▸ **What this task involves**
In the entries below, find every line with "Windows" and copy it.

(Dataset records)
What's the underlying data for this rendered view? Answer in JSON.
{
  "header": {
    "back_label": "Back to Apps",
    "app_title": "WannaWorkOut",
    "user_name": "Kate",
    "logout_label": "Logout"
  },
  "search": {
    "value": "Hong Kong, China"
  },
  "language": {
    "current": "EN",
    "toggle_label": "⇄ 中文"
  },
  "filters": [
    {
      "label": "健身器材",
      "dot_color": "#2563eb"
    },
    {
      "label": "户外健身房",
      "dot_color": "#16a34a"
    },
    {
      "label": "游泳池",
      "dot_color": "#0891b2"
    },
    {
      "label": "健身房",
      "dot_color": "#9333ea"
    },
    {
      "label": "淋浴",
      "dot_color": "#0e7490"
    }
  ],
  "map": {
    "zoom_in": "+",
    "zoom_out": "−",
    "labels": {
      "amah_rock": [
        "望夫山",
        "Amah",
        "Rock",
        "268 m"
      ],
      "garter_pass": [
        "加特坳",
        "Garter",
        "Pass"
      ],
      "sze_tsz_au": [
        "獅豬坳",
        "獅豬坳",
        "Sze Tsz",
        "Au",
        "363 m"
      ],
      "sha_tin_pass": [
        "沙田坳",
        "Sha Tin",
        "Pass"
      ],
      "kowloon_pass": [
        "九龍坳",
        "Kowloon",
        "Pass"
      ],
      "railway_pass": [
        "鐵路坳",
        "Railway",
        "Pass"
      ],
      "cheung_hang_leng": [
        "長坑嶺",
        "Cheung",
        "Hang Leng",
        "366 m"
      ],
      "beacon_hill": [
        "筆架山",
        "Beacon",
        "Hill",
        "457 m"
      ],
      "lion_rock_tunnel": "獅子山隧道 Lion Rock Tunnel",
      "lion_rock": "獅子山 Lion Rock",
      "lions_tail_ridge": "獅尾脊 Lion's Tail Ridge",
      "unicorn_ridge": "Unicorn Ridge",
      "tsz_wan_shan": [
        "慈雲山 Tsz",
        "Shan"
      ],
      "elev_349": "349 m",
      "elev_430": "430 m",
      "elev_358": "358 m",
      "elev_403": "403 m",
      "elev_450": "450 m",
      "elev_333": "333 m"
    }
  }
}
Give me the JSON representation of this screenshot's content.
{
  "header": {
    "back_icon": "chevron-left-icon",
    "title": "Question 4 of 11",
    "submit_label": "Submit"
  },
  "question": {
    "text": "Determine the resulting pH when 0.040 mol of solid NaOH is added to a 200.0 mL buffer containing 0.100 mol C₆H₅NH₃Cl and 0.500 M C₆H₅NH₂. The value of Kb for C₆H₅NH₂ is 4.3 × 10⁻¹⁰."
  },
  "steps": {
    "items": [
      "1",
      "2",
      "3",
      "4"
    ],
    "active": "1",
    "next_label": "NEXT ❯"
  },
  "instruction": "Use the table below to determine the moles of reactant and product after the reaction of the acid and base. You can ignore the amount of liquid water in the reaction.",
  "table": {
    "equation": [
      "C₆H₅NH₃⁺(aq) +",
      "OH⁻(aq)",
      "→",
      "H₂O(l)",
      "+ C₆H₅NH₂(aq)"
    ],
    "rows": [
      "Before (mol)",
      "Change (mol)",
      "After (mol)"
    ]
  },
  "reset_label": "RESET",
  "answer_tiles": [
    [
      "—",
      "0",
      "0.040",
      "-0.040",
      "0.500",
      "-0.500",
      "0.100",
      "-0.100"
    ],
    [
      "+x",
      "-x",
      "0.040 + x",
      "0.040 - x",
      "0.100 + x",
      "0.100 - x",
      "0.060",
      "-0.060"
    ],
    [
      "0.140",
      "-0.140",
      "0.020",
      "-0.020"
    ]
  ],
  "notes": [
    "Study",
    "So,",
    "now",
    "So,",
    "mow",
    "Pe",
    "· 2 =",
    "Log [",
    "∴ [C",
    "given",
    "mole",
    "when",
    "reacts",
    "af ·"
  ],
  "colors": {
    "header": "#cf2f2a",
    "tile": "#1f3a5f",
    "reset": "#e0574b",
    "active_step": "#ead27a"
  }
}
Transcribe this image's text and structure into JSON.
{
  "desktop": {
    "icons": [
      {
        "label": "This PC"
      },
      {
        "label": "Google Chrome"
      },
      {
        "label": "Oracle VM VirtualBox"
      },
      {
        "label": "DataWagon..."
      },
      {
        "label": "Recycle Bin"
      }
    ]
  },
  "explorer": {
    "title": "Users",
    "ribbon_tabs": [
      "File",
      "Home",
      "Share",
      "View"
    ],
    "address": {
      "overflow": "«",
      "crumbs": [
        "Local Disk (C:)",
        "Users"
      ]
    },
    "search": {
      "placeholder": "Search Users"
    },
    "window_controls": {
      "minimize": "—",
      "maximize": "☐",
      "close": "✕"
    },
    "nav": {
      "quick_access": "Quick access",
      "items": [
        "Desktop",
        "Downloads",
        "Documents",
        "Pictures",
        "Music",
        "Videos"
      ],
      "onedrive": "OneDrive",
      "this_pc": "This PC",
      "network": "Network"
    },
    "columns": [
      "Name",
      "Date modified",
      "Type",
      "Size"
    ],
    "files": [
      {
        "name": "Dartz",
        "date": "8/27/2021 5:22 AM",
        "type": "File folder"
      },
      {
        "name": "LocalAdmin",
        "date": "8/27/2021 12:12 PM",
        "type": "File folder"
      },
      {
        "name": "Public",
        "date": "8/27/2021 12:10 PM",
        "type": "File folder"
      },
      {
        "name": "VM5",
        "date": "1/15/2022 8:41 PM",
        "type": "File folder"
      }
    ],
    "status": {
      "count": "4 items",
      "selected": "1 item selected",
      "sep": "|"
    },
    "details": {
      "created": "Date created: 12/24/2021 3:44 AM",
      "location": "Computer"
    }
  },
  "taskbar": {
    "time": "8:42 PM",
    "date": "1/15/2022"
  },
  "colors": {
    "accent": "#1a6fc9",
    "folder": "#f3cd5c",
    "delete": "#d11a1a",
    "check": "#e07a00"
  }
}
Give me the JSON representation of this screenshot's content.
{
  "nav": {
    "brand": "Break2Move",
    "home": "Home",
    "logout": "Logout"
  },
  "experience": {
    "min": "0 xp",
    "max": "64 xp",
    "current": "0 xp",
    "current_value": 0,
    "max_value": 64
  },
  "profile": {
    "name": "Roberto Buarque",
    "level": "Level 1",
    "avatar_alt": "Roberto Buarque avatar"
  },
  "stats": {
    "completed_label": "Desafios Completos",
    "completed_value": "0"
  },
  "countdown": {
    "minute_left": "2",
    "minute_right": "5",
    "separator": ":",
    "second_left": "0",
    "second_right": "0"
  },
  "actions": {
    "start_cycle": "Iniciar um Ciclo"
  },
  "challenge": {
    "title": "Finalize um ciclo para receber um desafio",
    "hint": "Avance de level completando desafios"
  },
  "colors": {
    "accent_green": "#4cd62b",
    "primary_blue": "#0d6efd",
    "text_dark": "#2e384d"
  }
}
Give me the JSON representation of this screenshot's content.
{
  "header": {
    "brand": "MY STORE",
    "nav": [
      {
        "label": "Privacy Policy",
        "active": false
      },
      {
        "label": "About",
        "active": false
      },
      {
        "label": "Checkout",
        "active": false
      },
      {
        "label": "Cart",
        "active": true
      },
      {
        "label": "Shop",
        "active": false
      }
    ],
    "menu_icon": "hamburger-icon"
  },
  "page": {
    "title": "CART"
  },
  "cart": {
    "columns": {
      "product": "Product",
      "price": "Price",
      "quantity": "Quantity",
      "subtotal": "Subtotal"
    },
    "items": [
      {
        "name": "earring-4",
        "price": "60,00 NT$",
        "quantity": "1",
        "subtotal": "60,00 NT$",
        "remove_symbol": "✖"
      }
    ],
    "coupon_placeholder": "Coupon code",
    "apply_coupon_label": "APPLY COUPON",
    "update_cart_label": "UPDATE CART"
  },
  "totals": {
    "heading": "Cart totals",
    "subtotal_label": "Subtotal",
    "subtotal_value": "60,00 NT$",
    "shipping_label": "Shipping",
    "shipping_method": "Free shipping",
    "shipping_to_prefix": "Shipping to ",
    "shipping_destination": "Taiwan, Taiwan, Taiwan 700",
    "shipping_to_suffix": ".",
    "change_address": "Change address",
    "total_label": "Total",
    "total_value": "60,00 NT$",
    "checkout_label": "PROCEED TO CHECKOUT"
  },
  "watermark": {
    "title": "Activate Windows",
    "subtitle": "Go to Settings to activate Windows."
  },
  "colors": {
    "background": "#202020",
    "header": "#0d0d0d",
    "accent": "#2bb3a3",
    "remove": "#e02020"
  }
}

▸ **Task result**
    "title": "Activate Windows",
    "subtitle": "Go to Settings to activate Windows."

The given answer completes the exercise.